Start STORED RECORDS
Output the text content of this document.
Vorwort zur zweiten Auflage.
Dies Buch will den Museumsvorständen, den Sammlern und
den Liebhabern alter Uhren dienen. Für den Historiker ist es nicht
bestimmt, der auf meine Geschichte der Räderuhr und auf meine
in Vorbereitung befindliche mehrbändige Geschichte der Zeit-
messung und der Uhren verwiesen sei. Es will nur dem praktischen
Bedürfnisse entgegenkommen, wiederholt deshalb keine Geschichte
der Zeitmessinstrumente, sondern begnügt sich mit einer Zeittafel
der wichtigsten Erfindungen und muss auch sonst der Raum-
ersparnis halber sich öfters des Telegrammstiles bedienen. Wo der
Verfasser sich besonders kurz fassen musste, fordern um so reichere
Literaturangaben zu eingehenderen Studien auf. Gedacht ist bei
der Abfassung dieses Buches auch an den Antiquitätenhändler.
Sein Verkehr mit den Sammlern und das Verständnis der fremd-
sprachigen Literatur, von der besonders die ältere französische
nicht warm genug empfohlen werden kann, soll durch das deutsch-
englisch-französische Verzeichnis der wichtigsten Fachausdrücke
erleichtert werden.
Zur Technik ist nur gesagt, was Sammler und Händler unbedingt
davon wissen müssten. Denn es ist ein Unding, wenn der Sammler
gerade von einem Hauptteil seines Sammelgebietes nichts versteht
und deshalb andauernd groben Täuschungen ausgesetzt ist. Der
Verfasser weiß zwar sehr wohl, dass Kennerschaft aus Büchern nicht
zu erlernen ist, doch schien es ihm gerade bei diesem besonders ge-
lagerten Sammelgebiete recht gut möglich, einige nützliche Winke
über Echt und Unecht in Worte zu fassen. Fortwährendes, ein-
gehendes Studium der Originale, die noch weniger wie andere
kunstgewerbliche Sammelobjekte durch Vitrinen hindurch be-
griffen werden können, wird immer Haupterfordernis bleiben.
End STORED RECORDS
GOAL OF THE EXERCISE.
Out of the material above, gather each line where "durch" appears.

FINAL ANSWER.
nicht warm genug empfohlen werden kann, soll durch das deutsch-
kunstgewerbliche Sammelobjekte durch Vitrinen hindurch be-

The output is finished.